● Available records:
>>>>
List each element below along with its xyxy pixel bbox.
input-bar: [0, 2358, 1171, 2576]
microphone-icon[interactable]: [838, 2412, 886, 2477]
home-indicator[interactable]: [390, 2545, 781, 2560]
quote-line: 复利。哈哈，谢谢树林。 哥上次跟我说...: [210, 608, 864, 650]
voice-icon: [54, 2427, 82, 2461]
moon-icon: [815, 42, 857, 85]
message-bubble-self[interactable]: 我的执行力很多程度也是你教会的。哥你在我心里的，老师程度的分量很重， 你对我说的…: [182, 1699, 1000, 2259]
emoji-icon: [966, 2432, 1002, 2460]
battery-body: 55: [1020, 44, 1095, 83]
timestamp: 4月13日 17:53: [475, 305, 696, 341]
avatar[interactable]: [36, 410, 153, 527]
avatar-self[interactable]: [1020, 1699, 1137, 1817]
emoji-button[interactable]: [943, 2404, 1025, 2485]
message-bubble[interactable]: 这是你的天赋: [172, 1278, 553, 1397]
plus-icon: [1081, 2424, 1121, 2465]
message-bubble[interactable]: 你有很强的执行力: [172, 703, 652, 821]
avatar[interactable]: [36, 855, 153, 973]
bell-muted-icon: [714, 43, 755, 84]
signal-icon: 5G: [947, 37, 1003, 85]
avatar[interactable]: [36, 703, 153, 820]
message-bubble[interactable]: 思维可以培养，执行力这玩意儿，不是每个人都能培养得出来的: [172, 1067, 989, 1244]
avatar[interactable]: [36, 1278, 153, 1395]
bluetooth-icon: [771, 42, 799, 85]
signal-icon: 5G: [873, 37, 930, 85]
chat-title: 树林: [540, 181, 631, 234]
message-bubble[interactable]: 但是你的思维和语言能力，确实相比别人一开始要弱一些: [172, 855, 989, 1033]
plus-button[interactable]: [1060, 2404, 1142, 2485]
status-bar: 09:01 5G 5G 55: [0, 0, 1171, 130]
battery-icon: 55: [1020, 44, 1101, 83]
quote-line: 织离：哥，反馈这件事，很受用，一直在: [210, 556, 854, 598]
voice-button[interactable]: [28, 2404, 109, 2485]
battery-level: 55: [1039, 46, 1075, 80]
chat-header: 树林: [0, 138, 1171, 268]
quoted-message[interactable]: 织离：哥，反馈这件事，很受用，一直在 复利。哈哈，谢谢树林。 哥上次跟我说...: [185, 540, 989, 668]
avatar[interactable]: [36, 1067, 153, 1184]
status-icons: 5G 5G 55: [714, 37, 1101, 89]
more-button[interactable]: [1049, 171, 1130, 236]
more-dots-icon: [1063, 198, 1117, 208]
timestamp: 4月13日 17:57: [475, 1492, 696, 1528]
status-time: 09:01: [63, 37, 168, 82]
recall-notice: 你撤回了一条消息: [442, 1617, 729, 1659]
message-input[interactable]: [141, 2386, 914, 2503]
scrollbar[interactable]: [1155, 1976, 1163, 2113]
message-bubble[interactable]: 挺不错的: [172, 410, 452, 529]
<<<<
● Task goal: Write out the entries from the first line through the line containing "voice-icon: [54, 2427, 82, 2461]", including both, and nothing else.

● Finished task:
List each element below along with its xyxy pixel bbox.
input-bar: [0, 2358, 1171, 2576]
microphone-icon[interactable]: [838, 2412, 886, 2477]
home-indicator[interactable]: [390, 2545, 781, 2560]
quote-line: 复利。哈哈，谢谢树林。 哥上次跟我说...: [210, 608, 864, 650]
voice-icon: [54, 2427, 82, 2461]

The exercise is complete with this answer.